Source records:
>> Begin
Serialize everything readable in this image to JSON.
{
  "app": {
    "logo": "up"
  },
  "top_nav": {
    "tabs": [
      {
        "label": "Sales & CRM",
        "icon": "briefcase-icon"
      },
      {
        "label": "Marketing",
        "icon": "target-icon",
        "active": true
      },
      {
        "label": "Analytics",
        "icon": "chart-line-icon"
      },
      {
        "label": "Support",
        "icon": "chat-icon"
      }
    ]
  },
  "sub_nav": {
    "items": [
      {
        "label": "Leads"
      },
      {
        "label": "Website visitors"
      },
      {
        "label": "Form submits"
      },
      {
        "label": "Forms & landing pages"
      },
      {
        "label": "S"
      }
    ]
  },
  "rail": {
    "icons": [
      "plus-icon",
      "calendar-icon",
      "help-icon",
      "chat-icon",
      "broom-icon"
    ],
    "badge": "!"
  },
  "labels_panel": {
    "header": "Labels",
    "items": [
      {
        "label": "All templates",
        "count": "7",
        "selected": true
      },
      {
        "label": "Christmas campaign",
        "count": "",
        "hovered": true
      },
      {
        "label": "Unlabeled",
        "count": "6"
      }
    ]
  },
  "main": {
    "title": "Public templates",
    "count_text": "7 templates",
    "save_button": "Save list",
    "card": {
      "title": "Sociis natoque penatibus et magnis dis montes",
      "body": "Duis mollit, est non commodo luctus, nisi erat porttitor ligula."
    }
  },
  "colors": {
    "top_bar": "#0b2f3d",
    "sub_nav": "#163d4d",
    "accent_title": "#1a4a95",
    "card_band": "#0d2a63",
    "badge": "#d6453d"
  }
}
>> End
Print back all the lines verbatim.

Serialize everything readable in this image to JSON.
{
  "app": {
    "logo": "up"
  },
  "top_nav": {
    "tabs": [
      {
        "label": "Sales & CRM",
        "icon": "briefcase-icon"
      },
      {
        "label": "Marketing",
        "icon": "target-icon",
        "active": true
      },
      {
        "label": "Analytics",
        "icon": "chart-line-icon"
      },
      {
        "label": "Support",
        "icon": "chat-icon"
      }
    ]
  },
  "sub_nav": {
    "items": [
      {
        "label": "Leads"
      },
      {
        "label": "Website visitors"
      },
      {
        "label": "Form submits"
      },
      {
        "label": "Forms & landing pages"
      },
      {
        "label": "S"
      }
    ]
  },
  "rail": {
    "icons": [
      "plus-icon",
      "calendar-icon",
      "help-icon",
      "chat-icon",
      "broom-icon"
    ],
    "badge": "!"
  },
  "labels_panel": {
    "header": "Labels",
    "items": [
      {
        "label": "All templates",
        "count": "7",
        "selected": true
      },
      {
        "label": "Christmas campaign",
        "count": "",
        "hovered": true
      },
      {
        "label": "Unlabeled",
        "count": "6"
      }
    ]
  },
  "main": {
    "title": "Public templates",
    "count_text": "7 templates",
    "save_button": "Save list",
    "card": {
      "title": "Sociis natoque penatibus et magnis dis montes",
      "body": "Duis mollit, est non commodo luctus, nisi erat porttitor ligula."
    }
  },
  "colors": {
    "top_bar": "#0b2f3d",
    "sub_nav": "#163d4d",
    "accent_title": "#1a4a95",
    "card_band": "#0d2a63",
    "badge": "#d6453d"
  }
}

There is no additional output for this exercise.